[START OF Data for processing]
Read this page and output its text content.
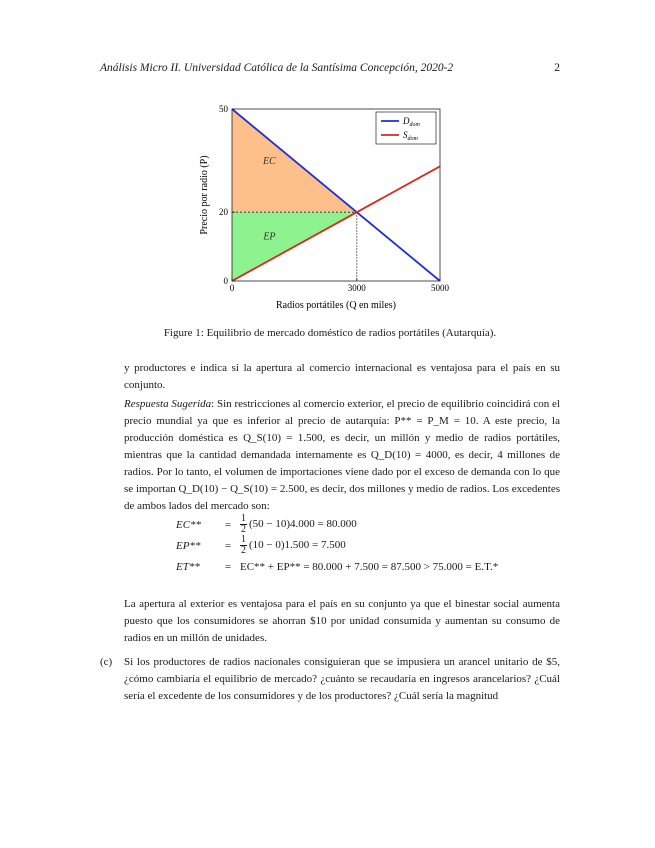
Análisis Micro II. Universidad Católica de la Santísima Concepción, 2020-2	2
0	3000	5000
0
20
50
EC
EP
$D_{dom}$
$S_{dom}$
Radios portátiles (Q en miles)
Precio por radio (P)
Figure 1: Equilibrio de mercado doméstico de radios portátiles (Autarquía).
y productores e indica si la apertura al comercio internacional es ventajosa para el país en su conjunto.
Respuesta Sugerida: Sin restricciones al comercio exterior, el precio de equilibrio coincidirá con el precio mundial ya que es inferior al precio de autarquía: P** = P_M = 10. A este precio, la producción doméstica es Q_S(10) = 1.500, es decir, un millón y medio de radios portátiles, mientras que la cantidad demandada internamente es Q_D(10) = 4000, es decir, 4 millones de radios. Por lo tanto, el volumen de importaciones viene dado por el exceso de demanda con lo que se importan Q_D(10) − Q_S(10) = 2.500, es decir, dos millones y medio de radios. Los excedentes de ambos lados del mercado son:
EC**	= $\frac{1}{2} (50 - 10)4.000 = 80.000$
EP**	= $\frac{1}{2} (10 - 0)1.500 = 7.500$
ET**	= EC** + EP** = 80.000 + 7.500 = 87.500 > 75.000 = E.T.*
La apertura al exterior es ventajosa para el país en su conjunto ya que el binestar social aumenta puesto que los consumidores se ahorran $10 por unidad consumida y aumentan su consumo de radios en un millón de unidades.
(c) Si los productores de radios nacionales consiguieran que se impusiera un arancel unitario de $5, ¿cómo cambiaría el equilibrio de mercado? ¿cuánto se recaudaría en ingresos arancelarios? ¿Cuál sería el excedente de los consumidores y de los productores? ¿Cuál sería la magnitud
[END OF Data for processing]
§ Required task: Reproduce each entry verbatim, excluding any embedded images.

§ Solution for this task:
Read this page and output its text content.
Análisis Micro II. Universidad Católica de la Santísima Concepción, 2020-2	2
0	3000	5000
0
20
50
EC
EP
$D_{dom}$
$S_{dom}$
Radios portátiles (Q en miles)
Precio por radio (P)
Figure 1: Equilibrio de mercado doméstico de radios portátiles (Autarquía).
y productores e indica si la apertura al comercio internacional es ventajosa para el país en su conjunto.
Respuesta Sugerida: Sin restricciones al comercio exterior, el precio de equilibrio coincidirá con el precio mundial ya que es inferior al precio de autarquía: P** = P_M = 10. A este precio, la producción doméstica es Q_S(10) = 1.500, es decir, un millón y medio de radios portátiles, mientras que la cantidad demandada internamente es Q_D(10) = 4000, es decir, 4 millones de radios. Por lo tanto, el volumen de importaciones viene dado por el exceso de demanda con lo que se importan Q_D(10) − Q_S(10) = 2.500, es decir, dos millones y medio de radios. Los excedentes de ambos lados del mercado son:
EC**	= $\frac{1}{2} (50 - 10)4.000 = 80.000$
EP**	= $\frac{1}{2} (10 - 0)1.500 = 7.500$
ET**	= EC** + EP** = 80.000 + 7.500 = 87.500 > 75.000 = E.T.*
La apertura al exterior es ventajosa para el país en su conjunto ya que el binestar social aumenta puesto que los consumidores se ahorran $10 por unidad consumida y aumentan su consumo de radios en un millón de unidades.
(c) Si los productores de radios nacionales consiguieran que se impusiera un arancel unitario de $5, ¿cómo cambiaría el equilibrio de mercado? ¿cuánto se recaudaría en ingresos arancelarios? ¿Cuál sería el excedente de los consumidores y de los productores? ¿Cuál sería la magnitud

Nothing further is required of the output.